## Dataset content:

____

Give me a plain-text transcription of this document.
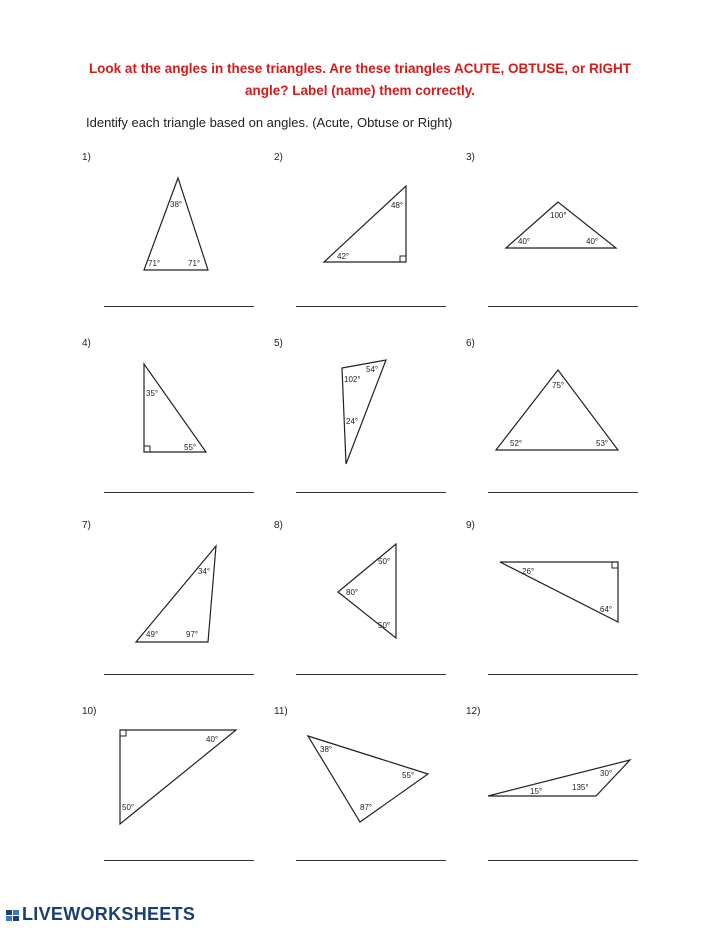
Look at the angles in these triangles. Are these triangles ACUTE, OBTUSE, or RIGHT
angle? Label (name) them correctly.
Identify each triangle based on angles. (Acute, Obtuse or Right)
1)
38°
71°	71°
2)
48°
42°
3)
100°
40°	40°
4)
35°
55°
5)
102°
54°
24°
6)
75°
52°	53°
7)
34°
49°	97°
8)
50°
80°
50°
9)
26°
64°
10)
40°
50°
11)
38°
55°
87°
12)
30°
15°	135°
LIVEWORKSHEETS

____

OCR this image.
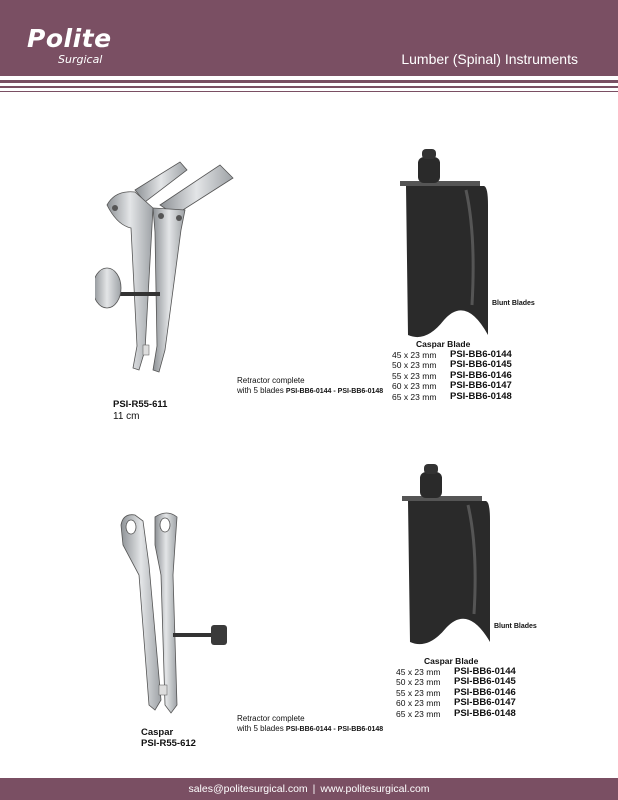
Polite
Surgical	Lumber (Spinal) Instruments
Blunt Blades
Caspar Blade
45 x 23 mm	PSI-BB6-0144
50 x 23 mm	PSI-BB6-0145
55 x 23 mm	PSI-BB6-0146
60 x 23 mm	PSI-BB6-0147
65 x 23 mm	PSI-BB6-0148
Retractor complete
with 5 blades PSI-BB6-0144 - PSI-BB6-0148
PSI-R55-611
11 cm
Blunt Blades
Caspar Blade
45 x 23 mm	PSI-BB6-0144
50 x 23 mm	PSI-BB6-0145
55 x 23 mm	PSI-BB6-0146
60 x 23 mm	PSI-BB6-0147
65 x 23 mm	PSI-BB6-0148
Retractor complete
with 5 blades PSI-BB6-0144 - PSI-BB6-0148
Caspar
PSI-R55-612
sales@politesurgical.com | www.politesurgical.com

____

Your task is to list each line of the records with the word "this".

Give me a plain-text transcription of this document.
OCR this image.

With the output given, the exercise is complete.